Dataset records:
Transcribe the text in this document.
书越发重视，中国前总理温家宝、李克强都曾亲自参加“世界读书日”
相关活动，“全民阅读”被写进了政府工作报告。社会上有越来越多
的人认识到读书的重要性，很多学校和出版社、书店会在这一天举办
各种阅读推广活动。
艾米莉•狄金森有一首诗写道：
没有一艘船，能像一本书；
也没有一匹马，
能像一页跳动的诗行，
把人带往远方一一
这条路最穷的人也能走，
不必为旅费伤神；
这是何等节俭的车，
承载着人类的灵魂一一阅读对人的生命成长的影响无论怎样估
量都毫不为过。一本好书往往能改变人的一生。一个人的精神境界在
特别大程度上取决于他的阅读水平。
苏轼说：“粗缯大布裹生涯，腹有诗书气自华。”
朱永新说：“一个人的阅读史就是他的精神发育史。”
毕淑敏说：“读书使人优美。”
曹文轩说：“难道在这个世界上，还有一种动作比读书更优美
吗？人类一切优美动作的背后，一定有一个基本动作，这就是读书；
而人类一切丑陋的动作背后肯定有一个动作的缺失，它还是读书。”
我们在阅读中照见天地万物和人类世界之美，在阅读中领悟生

---

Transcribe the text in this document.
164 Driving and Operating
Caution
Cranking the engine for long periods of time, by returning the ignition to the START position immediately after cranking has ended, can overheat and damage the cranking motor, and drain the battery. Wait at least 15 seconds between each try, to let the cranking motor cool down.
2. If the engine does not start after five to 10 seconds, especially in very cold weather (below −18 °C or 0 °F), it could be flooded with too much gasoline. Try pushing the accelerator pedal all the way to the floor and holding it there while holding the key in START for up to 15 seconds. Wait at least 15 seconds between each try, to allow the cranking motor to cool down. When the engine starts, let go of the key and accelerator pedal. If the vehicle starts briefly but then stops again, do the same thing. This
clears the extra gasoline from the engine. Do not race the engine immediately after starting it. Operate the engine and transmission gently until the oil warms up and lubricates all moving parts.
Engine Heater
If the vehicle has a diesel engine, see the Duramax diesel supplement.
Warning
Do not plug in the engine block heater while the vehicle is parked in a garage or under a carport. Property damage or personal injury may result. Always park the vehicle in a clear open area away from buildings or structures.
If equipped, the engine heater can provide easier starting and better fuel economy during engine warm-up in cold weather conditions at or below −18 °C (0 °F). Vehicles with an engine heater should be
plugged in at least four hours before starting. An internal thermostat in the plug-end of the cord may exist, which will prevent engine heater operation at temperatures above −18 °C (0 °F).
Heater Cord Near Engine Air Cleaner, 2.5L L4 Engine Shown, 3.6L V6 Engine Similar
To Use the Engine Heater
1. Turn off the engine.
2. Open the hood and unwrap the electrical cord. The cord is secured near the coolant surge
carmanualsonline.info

Task brief:
Gather from the records above every line containing the string "starting".

Answer to the problem:
clears the extra gasoline from the engine. Do not race the engine immediately after starting it. Operate the engine and transmission gently until the oil warms up and lubricates all moving parts.
If equipped, the engine heater can provide easier starting and better fuel economy during engine warm-up in cold weather conditions at or below −18 °C (0 °F). Vehicles with an engine heater should be
plugged in at least four hours before starting. An internal thermostat in the plug-end of the cord may exist, which will prevent engine heater operation at temperatures above −18 °C (0 °F).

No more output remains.